▸ **Work to complete**: Each line containing the word "updateitems" should be found and copied.

▸ **Material to process**:
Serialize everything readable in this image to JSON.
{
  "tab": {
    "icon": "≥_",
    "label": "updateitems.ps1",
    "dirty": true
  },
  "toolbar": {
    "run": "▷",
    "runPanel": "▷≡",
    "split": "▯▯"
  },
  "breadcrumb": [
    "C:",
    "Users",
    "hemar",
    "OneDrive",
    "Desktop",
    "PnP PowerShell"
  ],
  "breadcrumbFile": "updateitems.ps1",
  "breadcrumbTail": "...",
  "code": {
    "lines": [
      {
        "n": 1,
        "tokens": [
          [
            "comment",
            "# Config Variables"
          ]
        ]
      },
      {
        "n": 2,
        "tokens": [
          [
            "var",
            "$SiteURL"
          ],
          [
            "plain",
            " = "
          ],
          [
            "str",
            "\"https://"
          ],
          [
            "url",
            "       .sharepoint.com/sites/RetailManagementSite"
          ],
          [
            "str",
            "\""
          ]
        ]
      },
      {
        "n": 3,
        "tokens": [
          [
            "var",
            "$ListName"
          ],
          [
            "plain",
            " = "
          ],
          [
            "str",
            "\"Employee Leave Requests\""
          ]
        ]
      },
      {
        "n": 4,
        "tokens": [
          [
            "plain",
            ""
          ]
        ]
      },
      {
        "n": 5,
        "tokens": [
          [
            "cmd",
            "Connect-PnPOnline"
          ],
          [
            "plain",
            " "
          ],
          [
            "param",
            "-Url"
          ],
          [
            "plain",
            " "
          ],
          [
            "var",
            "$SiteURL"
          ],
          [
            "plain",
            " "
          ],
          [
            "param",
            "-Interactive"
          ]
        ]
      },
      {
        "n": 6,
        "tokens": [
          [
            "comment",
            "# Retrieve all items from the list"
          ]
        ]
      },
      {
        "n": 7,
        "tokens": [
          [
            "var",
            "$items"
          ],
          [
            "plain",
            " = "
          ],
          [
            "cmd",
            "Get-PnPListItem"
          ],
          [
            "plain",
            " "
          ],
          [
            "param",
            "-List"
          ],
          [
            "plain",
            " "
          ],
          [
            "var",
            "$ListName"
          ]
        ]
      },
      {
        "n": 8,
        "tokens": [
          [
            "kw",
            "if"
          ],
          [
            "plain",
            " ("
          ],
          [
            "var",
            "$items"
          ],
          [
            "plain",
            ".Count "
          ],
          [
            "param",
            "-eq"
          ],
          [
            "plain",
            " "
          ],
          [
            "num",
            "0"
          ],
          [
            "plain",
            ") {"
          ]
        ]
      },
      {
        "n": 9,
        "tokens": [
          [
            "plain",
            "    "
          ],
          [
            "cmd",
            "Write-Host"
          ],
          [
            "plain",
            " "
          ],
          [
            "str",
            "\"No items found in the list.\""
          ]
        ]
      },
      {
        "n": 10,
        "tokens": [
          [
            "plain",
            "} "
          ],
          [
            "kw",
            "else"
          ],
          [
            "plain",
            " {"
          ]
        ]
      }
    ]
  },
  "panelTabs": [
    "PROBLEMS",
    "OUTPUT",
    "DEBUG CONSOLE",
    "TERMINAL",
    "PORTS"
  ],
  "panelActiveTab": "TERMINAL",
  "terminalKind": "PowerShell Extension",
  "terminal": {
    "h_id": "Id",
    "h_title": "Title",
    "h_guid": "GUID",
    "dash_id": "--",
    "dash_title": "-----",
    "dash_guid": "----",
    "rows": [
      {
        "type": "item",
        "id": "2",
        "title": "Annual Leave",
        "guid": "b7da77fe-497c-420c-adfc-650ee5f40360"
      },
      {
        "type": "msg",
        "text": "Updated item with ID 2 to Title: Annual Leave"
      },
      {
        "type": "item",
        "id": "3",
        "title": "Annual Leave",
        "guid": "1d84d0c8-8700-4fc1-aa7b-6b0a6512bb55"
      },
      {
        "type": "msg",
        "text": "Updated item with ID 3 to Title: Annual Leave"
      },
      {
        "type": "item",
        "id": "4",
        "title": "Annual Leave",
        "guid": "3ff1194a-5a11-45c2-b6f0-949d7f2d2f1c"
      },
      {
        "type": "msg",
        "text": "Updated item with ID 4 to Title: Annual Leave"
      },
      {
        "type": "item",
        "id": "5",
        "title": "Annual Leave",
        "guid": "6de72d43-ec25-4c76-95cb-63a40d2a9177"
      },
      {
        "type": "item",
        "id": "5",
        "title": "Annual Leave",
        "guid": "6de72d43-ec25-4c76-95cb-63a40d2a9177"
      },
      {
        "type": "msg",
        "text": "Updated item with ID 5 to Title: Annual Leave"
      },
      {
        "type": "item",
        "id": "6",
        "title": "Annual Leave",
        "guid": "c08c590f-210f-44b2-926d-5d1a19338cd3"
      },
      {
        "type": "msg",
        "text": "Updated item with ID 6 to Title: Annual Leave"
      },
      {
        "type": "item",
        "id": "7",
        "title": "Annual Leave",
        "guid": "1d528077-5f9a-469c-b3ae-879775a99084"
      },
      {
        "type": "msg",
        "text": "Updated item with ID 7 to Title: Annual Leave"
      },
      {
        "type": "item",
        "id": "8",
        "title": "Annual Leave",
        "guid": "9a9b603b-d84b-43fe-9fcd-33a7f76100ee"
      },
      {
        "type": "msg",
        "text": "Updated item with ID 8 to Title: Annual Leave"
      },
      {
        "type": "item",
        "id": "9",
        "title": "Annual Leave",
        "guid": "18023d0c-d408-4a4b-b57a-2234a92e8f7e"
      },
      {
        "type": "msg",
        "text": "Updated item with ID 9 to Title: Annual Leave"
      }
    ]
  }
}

▸ **Response to the exercise**:
    "label": "updateitems.ps1",
  "breadcrumbFile": "updateitems.ps1",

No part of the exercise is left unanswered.